What needs to be done: Copy the records below exactly, omitting any pictures they contain.

===== Record extracts

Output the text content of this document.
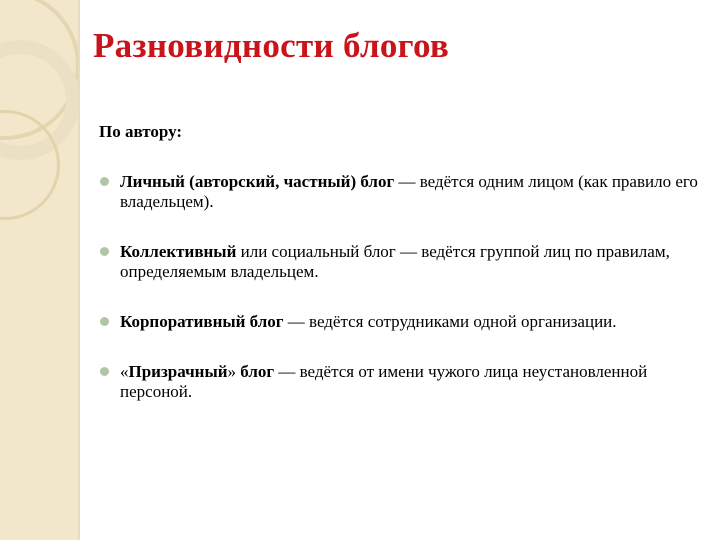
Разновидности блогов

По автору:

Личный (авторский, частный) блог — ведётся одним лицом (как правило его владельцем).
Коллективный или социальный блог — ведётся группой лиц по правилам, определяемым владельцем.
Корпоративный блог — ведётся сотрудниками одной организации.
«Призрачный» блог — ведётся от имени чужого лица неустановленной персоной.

==========

Full output:
Output the text content of this document.
Разновидности блогов

По автору:

Личный (авторский, частный) блог — ведётся одним лицом (как правило его владельцем).
Коллективный или социальный блог — ведётся группой лиц по правилам, определяемым владельцем.
Корпоративный блог — ведётся сотрудниками одной организации.
«Призрачный» блог — ведётся от имени чужого лица неустановленной персоной.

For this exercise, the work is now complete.